Supplied data:
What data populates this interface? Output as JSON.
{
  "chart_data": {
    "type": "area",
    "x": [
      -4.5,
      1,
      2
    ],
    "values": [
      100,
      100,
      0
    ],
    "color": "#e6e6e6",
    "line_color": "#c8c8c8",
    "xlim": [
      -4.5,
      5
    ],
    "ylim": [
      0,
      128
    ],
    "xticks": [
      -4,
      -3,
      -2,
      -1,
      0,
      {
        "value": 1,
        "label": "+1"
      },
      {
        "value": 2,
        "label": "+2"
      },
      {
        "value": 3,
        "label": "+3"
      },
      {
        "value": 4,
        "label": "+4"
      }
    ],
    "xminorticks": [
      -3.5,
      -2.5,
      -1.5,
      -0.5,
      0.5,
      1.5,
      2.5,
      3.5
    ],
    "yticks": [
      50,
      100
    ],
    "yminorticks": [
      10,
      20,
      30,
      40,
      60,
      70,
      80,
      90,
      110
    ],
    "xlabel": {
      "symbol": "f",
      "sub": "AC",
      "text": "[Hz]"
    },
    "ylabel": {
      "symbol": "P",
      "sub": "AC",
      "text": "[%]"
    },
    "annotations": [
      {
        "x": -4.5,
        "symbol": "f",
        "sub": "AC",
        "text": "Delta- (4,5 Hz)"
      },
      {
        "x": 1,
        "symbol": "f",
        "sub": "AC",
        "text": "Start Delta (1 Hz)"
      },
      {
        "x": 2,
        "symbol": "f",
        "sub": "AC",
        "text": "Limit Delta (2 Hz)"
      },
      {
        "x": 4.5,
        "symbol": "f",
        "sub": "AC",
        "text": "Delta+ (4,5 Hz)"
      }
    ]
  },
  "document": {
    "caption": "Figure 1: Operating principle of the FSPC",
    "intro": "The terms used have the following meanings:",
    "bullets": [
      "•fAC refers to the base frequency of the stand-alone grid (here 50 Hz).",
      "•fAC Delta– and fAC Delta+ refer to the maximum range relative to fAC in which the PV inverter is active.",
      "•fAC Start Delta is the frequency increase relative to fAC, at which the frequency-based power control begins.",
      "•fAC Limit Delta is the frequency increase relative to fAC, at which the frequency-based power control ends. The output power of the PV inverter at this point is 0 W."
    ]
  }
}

Task details: Send back all of the entries exactly, with nothing missing.

Written answer:
What data populates this interface? Output as JSON.
{
  "chart_data": {
    "type": "area",
    "x": [
      -4.5,
      1,
      2
    ],
    "values": [
      100,
      100,
      0
    ],
    "color": "#e6e6e6",
    "line_color": "#c8c8c8",
    "xlim": [
      -4.5,
      5
    ],
    "ylim": [
      0,
      128
    ],
    "xticks": [
      -4,
      -3,
      -2,
      -1,
      0,
      {
        "value": 1,
        "label": "+1"
      },
      {
        "value": 2,
        "label": "+2"
      },
      {
        "value": 3,
        "label": "+3"
      },
      {
        "value": 4,
        "label": "+4"
      }
    ],
    "xminorticks": [
      -3.5,
      -2.5,
      -1.5,
      -0.5,
      0.5,
      1.5,
      2.5,
      3.5
    ],
    "yticks": [
      50,
      100
    ],
    "yminorticks": [
      10,
      20,
      30,
      40,
      60,
      70,
      80,
      90,
      110
    ],
    "xlabel": {
      "symbol": "f",
      "sub": "AC",
      "text": "[Hz]"
    },
    "ylabel": {
      "symbol": "P",
      "sub": "AC",
      "text": "[%]"
    },
    "annotations": [
      {
        "x": -4.5,
        "symbol": "f",
        "sub": "AC",
        "text": "Delta- (4,5 Hz)"
      },
      {
        "x": 1,
        "symbol": "f",
        "sub": "AC",
        "text": "Start Delta (1 Hz)"
      },
      {
        "x": 2,
        "symbol": "f",
        "sub": "AC",
        "text": "Limit Delta (2 Hz)"
      },
      {
        "x": 4.5,
        "symbol": "f",
        "sub": "AC",
        "text": "Delta+ (4,5 Hz)"
      }
    ]
  },
  "document": {
    "caption": "Figure 1: Operating principle of the FSPC",
    "intro": "The terms used have the following meanings:",
    "bullets": [
      "•fAC refers to the base frequency of the stand-alone grid (here 50 Hz).",
      "•fAC Delta– and fAC Delta+ refer to the maximum range relative to fAC in which the PV inverter is active.",
      "•fAC Start Delta is the frequency increase relative to fAC, at which the frequency-based power control begins.",
      "•fAC Limit Delta is the frequency increase relative to fAC, at which the frequency-based power control ends. The output power of the PV inverter at this point is 0 W."
    ]
  }
}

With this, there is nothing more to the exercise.